### TASK DETAILS
Give every line below again, exactly.

== DATA SECTION

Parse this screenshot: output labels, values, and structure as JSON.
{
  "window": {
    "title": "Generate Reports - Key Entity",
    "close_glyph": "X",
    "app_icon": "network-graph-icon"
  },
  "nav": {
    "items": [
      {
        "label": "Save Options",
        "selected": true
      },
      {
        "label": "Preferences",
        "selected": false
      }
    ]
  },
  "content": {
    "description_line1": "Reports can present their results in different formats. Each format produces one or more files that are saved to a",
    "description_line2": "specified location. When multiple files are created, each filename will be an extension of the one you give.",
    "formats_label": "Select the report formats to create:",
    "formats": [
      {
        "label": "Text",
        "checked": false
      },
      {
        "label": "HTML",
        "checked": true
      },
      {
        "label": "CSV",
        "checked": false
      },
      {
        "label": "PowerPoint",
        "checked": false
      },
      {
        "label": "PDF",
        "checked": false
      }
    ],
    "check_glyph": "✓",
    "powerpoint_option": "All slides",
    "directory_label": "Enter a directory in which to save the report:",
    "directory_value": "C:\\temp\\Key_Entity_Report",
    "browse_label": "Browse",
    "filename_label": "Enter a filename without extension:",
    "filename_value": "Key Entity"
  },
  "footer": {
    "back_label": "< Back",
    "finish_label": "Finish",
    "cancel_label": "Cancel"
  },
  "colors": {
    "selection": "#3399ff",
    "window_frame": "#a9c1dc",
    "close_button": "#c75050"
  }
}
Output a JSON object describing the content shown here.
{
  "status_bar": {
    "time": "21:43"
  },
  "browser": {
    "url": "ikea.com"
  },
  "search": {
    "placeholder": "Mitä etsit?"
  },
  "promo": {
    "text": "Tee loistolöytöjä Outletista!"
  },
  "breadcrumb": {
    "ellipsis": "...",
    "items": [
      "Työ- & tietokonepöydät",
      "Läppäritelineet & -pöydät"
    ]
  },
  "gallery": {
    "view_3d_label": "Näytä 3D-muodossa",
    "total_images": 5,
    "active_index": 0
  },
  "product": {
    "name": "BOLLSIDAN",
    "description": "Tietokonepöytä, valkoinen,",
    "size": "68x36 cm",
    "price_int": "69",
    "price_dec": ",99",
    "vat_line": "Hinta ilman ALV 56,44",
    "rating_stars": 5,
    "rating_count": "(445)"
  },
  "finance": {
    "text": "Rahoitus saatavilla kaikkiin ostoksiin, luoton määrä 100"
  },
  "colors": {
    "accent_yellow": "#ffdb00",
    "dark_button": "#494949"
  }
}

====

### EXERCISE RESULT
Parse this screenshot: output labels, values, and structure as JSON.
{
  "window": {
    "title": "Generate Reports - Key Entity",
    "close_glyph": "X",
    "app_icon": "network-graph-icon"
  },
  "nav": {
    "items": [
      {
        "label": "Save Options",
        "selected": true
      },
      {
        "label": "Preferences",
        "selected": false
      }
    ]
  },
  "content": {
    "description_line1": "Reports can present their results in different formats. Each format produces one or more files that are saved to a",
    "description_line2": "specified location. When multiple files are created, each filename will be an extension of the one you give.",
    "formats_label": "Select the report formats to create:",
    "formats": [
      {
        "label": "Text",
        "checked": false
      },
      {
        "label": "HTML",
        "checked": true
      },
      {
        "label": "CSV",
        "checked": false
      },
      {
        "label": "PowerPoint",
        "checked": false
      },
      {
        "label": "PDF",
        "checked": false
      }
    ],
    "check_glyph": "✓",
    "powerpoint_option": "All slides",
    "directory_label": "Enter a directory in which to save the report:",
    "directory_value": "C:\\temp\\Key_Entity_Report",
    "browse_label": "Browse",
    "filename_label": "Enter a filename without extension:",
    "filename_value": "Key Entity"
  },
  "footer": {
    "back_label": "< Back",
    "finish_label": "Finish",
    "cancel_label": "Cancel"
  },
  "colors": {
    "selection": "#3399ff",
    "window_frame": "#a9c1dc",
    "close_button": "#c75050"
  }
}
Output a JSON object describing the content shown here.
{
  "status_bar": {
    "time": "21:43"
  },
  "browser": {
    "url": "ikea.com"
  },
  "search": {
    "placeholder": "Mitä etsit?"
  },
  "promo": {
    "text": "Tee loistolöytöjä Outletista!"
  },
  "breadcrumb": {
    "ellipsis": "...",
    "items": [
      "Työ- & tietokonepöydät",
      "Läppäritelineet & -pöydät"
    ]
  },
  "gallery": {
    "view_3d_label": "Näytä 3D-muodossa",
    "total_images": 5,
    "active_index": 0
  },
  "product": {
    "name": "BOLLSIDAN",
    "description": "Tietokonepöytä, valkoinen,",
    "size": "68x36 cm",
    "price_int": "69",
    "price_dec": ",99",
    "vat_line": "Hinta ilman ALV 56,44",
    "rating_stars": 5,
    "rating_count": "(445)"
  },
  "finance": {
    "text": "Rahoitus saatavilla kaikkiin ostoksiin, luoton määrä 100"
  },
  "colors": {
    "accent_yellow": "#ffdb00",
    "dark_button": "#494949"
  }
}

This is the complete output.